Aim: Check every line below for the word "person" and show those that hold it.

Input rows:
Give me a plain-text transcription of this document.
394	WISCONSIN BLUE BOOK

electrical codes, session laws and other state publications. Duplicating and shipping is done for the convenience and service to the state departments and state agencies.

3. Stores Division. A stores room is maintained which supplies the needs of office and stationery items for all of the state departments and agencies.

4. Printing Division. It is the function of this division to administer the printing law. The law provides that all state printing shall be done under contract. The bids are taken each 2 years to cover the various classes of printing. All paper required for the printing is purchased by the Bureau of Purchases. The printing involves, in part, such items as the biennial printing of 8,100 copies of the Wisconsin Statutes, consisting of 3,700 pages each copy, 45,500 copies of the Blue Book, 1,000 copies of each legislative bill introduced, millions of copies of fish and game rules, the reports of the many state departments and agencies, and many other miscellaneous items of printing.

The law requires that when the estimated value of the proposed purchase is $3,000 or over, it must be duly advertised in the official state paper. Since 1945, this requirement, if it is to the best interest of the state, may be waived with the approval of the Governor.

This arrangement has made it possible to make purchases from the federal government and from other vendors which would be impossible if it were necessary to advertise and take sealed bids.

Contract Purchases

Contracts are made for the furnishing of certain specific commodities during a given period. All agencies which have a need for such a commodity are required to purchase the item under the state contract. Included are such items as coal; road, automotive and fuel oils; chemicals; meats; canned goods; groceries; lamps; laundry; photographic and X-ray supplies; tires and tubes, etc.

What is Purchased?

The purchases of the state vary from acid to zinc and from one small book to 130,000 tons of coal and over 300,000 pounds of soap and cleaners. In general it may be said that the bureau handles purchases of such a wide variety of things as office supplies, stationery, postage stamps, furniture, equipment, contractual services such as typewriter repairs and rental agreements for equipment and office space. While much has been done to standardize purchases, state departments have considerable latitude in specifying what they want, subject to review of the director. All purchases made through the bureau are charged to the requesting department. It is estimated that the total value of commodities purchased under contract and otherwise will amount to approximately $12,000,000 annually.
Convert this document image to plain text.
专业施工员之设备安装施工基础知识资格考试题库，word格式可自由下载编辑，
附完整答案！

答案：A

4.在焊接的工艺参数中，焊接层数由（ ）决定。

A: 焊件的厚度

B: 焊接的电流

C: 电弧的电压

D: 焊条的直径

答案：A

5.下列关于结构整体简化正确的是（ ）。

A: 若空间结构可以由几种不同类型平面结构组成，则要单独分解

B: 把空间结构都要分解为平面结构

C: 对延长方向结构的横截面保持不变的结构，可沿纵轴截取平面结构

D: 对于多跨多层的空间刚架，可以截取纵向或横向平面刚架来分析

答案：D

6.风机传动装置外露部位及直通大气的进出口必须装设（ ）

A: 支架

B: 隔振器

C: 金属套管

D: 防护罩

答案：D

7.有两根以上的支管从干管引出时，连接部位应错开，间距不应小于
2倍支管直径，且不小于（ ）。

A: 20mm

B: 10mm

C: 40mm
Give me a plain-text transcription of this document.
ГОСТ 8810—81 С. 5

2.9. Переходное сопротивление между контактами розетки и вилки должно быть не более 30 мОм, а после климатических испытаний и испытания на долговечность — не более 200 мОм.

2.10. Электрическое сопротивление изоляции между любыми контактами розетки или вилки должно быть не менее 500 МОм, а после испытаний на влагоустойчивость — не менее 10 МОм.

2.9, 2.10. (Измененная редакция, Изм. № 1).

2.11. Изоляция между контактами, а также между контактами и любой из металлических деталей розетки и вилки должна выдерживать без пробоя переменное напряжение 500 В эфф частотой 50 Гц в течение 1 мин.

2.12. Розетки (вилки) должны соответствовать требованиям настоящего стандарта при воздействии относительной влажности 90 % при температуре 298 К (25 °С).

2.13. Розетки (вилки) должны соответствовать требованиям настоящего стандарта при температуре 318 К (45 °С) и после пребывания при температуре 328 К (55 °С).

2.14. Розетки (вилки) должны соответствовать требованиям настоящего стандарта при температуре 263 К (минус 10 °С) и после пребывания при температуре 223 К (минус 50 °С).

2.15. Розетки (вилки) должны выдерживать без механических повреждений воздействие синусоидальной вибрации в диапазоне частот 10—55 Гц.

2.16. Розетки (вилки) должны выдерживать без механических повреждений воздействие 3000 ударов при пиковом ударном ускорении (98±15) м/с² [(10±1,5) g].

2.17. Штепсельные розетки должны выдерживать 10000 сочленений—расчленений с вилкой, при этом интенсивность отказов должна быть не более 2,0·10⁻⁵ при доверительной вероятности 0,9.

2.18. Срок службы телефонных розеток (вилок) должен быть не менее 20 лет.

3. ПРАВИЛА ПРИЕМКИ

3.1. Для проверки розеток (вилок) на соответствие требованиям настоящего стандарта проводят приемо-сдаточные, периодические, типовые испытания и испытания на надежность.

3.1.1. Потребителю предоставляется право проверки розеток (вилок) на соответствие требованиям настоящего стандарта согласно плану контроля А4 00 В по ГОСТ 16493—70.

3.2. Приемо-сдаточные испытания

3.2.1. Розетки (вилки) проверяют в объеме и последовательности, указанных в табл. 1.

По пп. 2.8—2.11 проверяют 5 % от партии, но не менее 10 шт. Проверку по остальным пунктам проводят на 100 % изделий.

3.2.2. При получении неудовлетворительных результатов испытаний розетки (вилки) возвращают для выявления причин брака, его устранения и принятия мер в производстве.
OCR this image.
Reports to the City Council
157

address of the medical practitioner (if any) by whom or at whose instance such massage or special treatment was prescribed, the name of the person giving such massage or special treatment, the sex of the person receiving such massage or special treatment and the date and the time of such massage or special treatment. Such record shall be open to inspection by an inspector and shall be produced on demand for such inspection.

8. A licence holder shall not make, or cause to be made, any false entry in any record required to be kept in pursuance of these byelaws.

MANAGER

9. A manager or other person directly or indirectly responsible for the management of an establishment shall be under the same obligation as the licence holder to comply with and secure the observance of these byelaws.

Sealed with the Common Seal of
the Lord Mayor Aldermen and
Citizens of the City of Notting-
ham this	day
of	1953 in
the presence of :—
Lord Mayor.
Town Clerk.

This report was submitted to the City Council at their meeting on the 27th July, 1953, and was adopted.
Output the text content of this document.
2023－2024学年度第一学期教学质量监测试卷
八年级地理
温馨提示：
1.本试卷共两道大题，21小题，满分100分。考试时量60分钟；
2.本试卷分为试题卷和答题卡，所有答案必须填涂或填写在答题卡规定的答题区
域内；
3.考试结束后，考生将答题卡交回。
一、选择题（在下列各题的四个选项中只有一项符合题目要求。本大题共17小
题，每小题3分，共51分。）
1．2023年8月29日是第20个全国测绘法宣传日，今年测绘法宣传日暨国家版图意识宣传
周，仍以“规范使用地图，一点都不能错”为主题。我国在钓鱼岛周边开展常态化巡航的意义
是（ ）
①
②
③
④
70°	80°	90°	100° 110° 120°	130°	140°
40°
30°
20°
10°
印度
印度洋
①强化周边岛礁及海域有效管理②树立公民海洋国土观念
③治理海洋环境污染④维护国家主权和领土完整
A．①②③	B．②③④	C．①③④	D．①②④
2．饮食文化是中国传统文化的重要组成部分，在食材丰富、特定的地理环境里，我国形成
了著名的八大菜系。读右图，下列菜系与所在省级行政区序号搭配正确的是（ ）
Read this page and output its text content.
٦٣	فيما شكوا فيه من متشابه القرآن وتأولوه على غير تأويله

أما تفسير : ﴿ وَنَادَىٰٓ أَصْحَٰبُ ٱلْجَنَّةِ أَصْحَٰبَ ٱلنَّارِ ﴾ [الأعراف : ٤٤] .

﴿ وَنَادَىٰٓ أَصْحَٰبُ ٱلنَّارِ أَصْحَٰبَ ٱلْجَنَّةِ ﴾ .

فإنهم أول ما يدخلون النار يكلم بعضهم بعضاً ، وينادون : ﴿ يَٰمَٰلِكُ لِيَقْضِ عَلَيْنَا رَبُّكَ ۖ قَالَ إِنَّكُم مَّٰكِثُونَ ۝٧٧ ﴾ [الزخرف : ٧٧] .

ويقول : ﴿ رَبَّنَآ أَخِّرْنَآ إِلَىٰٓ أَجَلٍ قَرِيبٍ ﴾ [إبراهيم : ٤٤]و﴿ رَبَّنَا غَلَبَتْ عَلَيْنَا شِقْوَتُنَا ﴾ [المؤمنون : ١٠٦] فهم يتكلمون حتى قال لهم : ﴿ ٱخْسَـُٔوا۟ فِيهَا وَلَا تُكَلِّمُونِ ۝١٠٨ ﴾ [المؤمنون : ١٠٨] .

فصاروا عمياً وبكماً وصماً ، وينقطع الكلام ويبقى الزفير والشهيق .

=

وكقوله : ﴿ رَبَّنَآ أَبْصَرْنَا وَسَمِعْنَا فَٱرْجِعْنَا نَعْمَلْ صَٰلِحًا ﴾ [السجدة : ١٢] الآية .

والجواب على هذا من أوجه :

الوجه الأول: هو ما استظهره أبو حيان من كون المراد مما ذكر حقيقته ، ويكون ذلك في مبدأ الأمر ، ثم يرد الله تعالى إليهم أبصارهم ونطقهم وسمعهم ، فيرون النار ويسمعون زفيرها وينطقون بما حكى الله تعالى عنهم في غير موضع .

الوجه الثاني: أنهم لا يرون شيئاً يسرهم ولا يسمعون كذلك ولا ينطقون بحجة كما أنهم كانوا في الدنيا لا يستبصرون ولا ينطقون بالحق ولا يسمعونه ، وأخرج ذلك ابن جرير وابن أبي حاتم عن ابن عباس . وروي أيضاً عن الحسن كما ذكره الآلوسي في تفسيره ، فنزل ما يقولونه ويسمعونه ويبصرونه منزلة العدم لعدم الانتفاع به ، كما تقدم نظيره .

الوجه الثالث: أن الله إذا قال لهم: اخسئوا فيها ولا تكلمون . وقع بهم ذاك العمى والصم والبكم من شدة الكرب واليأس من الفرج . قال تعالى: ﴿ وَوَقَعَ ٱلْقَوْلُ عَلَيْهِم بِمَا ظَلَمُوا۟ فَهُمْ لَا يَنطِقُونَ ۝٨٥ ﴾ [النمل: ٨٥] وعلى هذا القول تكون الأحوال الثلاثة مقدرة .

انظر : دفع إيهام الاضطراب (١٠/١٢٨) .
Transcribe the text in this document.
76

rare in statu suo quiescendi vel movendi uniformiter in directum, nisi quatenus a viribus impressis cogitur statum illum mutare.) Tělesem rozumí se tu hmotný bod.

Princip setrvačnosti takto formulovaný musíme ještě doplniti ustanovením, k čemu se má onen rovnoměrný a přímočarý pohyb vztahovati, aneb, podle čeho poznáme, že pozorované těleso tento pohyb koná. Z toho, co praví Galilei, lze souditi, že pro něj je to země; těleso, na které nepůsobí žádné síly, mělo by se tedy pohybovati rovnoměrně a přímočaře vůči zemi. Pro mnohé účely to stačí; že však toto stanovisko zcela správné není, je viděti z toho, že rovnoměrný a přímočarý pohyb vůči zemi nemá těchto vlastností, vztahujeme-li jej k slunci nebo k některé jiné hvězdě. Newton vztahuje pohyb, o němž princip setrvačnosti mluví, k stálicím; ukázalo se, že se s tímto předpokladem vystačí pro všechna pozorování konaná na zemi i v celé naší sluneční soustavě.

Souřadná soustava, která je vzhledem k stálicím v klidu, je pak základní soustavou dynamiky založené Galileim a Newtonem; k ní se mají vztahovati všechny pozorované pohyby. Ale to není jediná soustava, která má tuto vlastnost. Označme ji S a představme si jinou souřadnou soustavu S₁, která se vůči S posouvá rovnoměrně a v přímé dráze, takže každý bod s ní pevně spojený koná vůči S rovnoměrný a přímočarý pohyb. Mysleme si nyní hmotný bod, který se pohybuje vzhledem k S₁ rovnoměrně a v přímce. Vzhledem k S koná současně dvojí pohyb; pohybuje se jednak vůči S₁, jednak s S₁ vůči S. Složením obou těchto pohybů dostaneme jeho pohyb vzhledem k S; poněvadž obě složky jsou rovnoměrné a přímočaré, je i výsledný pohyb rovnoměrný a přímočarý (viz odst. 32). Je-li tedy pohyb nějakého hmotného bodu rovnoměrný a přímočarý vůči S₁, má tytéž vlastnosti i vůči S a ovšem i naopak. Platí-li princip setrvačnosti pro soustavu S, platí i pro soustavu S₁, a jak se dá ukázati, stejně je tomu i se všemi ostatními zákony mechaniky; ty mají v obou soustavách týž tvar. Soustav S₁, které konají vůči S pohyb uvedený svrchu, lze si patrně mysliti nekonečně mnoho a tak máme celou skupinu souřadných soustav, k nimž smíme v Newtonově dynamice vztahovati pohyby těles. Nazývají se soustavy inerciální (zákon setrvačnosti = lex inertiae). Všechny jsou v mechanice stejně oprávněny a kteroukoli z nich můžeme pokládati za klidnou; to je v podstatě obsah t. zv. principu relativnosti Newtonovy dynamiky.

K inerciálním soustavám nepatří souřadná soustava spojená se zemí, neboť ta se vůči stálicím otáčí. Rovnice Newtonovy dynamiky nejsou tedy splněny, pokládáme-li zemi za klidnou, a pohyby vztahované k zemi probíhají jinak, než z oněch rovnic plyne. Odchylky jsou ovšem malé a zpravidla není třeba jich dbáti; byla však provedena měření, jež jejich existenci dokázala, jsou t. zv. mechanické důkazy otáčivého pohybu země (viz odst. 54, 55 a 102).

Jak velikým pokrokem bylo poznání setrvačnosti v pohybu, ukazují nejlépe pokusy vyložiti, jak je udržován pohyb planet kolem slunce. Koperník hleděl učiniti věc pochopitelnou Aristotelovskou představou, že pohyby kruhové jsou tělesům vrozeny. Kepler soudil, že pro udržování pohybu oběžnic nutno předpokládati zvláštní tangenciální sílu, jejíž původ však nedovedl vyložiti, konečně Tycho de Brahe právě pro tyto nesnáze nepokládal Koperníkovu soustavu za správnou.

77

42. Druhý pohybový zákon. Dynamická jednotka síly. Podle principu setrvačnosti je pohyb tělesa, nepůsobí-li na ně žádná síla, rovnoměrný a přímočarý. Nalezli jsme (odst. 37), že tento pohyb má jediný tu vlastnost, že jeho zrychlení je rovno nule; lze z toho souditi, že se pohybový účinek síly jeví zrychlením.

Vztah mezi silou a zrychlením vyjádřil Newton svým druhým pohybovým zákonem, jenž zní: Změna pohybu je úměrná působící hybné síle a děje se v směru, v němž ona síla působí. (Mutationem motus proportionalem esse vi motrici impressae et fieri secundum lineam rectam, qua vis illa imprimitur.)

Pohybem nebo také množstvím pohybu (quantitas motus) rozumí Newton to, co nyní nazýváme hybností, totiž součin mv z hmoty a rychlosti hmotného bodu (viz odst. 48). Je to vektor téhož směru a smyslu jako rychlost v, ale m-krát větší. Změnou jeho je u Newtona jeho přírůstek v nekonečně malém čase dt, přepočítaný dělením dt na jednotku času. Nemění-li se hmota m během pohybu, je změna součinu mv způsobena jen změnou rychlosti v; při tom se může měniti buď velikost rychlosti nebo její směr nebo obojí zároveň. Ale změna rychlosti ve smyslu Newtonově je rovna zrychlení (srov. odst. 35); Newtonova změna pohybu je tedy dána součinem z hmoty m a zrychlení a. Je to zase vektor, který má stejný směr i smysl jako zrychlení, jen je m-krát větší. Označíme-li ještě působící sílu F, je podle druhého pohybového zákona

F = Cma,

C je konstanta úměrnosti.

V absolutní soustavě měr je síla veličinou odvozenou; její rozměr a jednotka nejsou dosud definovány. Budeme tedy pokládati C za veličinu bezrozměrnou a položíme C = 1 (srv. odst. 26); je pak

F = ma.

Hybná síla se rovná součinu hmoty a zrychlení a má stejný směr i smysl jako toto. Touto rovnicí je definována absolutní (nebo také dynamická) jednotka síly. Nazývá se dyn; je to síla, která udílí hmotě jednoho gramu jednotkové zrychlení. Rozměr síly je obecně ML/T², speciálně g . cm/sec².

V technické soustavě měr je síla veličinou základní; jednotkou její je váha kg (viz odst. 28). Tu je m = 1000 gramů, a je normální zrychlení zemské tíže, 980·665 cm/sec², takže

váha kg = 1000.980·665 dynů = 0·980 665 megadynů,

Answer to the problem:
address of the medical practitioner (if any) by whom or at whose instance such massage or special treatment was prescribed, the name of the person giving such massage or special treatment, the sex of the person receiving such massage or special treatment and the date and the time of such massage or special treatment. Such record shall be open to inspection by an inspector and shall be produced on demand for such inspection.
9. A manager or other person directly or indirectly responsible for the management of an establishment shall be under the same obligation as the licence holder to comply with and secure the observance of these byelaws.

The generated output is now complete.